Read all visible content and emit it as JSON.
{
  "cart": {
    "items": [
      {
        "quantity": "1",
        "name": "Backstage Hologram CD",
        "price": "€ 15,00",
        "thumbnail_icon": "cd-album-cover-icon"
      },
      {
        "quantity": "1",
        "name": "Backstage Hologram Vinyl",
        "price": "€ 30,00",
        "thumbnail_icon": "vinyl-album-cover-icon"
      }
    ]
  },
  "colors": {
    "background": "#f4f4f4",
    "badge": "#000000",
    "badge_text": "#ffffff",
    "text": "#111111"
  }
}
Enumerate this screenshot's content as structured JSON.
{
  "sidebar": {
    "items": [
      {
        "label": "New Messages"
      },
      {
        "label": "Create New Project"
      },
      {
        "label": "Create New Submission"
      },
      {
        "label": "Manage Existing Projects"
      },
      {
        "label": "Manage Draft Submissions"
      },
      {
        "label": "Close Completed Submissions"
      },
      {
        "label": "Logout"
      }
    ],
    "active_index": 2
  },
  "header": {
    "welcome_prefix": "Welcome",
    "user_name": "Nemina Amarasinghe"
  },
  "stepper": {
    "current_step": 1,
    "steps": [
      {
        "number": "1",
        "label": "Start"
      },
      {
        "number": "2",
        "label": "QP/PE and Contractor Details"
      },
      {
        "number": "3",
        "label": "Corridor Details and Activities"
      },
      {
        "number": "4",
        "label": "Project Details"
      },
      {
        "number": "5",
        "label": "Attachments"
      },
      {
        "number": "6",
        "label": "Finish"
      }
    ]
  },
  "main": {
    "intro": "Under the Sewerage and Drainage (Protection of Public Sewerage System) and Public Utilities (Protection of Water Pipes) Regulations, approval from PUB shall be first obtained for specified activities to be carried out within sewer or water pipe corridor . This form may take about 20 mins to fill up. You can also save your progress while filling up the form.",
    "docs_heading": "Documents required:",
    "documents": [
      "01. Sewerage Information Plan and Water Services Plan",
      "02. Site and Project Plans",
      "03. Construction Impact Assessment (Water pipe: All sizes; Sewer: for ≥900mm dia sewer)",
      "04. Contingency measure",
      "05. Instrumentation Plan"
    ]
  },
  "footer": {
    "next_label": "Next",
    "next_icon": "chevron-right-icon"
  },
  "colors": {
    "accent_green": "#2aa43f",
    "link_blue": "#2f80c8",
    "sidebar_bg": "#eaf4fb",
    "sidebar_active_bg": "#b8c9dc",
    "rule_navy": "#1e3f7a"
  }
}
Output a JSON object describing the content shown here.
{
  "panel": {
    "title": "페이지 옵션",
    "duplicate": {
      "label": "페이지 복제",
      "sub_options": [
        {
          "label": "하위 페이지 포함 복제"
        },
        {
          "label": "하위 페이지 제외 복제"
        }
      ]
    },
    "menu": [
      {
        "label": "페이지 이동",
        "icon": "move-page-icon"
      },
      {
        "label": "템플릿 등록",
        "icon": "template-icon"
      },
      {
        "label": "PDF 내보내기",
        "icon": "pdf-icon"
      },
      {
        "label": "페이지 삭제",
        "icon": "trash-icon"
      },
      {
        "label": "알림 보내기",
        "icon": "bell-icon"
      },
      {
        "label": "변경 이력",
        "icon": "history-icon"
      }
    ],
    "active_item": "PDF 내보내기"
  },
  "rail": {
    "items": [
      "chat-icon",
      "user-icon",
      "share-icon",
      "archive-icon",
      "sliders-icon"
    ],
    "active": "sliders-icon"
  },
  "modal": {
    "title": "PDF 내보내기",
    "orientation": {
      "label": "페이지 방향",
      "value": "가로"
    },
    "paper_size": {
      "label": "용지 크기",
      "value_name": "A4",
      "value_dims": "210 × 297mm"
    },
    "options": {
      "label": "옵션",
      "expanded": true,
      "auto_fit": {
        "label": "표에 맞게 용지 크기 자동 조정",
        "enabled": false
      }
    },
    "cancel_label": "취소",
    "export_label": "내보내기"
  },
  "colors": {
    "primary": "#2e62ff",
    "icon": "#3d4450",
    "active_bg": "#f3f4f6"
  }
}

**PROBLEM TO WORK ON**
Write out every entry exactly as given.

**RESULT FOR THIS TASK**
Read all visible content and emit it as JSON.
{
  "cart": {
    "items": [
      {
        "quantity": "1",
        "name": "Backstage Hologram CD",
        "price": "€ 15,00",
        "thumbnail_icon": "cd-album-cover-icon"
      },
      {
        "quantity": "1",
        "name": "Backstage Hologram Vinyl",
        "price": "€ 30,00",
        "thumbnail_icon": "vinyl-album-cover-icon"
      }
    ]
  },
  "colors": {
    "background": "#f4f4f4",
    "badge": "#000000",
    "badge_text": "#ffffff",
    "text": "#111111"
  }
}
Enumerate this screenshot's content as structured JSON.
{
  "sidebar": {
    "items": [
      {
        "label": "New Messages"
      },
      {
        "label": "Create New Project"
      },
      {
        "label": "Create New Submission"
      },
      {
        "label": "Manage Existing Projects"
      },
      {
        "label": "Manage Draft Submissions"
      },
      {
        "label": "Close Completed Submissions"
      },
      {
        "label": "Logout"
      }
    ],
    "active_index": 2
  },
  "header": {
    "welcome_prefix": "Welcome",
    "user_name": "Nemina Amarasinghe"
  },
  "stepper": {
    "current_step": 1,
    "steps": [
      {
        "number": "1",
        "label": "Start"
      },
      {
        "number": "2",
        "label": "QP/PE and Contractor Details"
      },
      {
        "number": "3",
        "label": "Corridor Details and Activities"
      },
      {
        "number": "4",
        "label": "Project Details"
      },
      {
        "number": "5",
        "label": "Attachments"
      },
      {
        "number": "6",
        "label": "Finish"
      }
    ]
  },
  "main": {
    "intro": "Under the Sewerage and Drainage (Protection of Public Sewerage System) and Public Utilities (Protection of Water Pipes) Regulations, approval from PUB shall be first obtained for specified activities to be carried out within sewer or water pipe corridor . This form may take about 20 mins to fill up. You can also save your progress while filling up the form.",
    "docs_heading": "Documents required:",
    "documents": [
      "01. Sewerage Information Plan and Water Services Plan",
      "02. Site and Project Plans",
      "03. Construction Impact Assessment (Water pipe: All sizes; Sewer: for ≥900mm dia sewer)",
      "04. Contingency measure",
      "05. Instrumentation Plan"
    ]
  },
  "footer": {
    "next_label": "Next",
    "next_icon": "chevron-right-icon"
  },
  "colors": {
    "accent_green": "#2aa43f",
    "link_blue": "#2f80c8",
    "sidebar_bg": "#eaf4fb",
    "sidebar_active_bg": "#b8c9dc",
    "rule_navy": "#1e3f7a"
  }
}
Output a JSON object describing the content shown here.
{
  "panel": {
    "title": "페이지 옵션",
    "duplicate": {
      "label": "페이지 복제",
      "sub_options": [
        {
          "label": "하위 페이지 포함 복제"
        },
        {
          "label": "하위 페이지 제외 복제"
        }
      ]
    },
    "menu": [
      {
        "label": "페이지 이동",
        "icon": "move-page-icon"
      },
      {
        "label": "템플릿 등록",
        "icon": "template-icon"
      },
      {
        "label": "PDF 내보내기",
        "icon": "pdf-icon"
      },
      {
        "label": "페이지 삭제",
        "icon": "trash-icon"
      },
      {
        "label": "알림 보내기",
        "icon": "bell-icon"
      },
      {
        "label": "변경 이력",
        "icon": "history-icon"
      }
    ],
    "active_item": "PDF 내보내기"
  },
  "rail": {
    "items": [
      "chat-icon",
      "user-icon",
      "share-icon",
      "archive-icon",
      "sliders-icon"
    ],
    "active": "sliders-icon"
  },
  "modal": {
    "title": "PDF 내보내기",
    "orientation": {
      "label": "페이지 방향",
      "value": "가로"
    },
    "paper_size": {
      "label": "용지 크기",
      "value_name": "A4",
      "value_dims": "210 × 297mm"
    },
    "options": {
      "label": "옵션",
      "expanded": true,
      "auto_fit": {
        "label": "표에 맞게 용지 크기 자동 조정",
        "enabled": false
      }
    },
    "cancel_label": "취소",
    "export_label": "내보내기"
  },
  "colors": {
    "primary": "#2e62ff",
    "icon": "#3d4450",
    "active_bg": "#f3f4f6"
  }
}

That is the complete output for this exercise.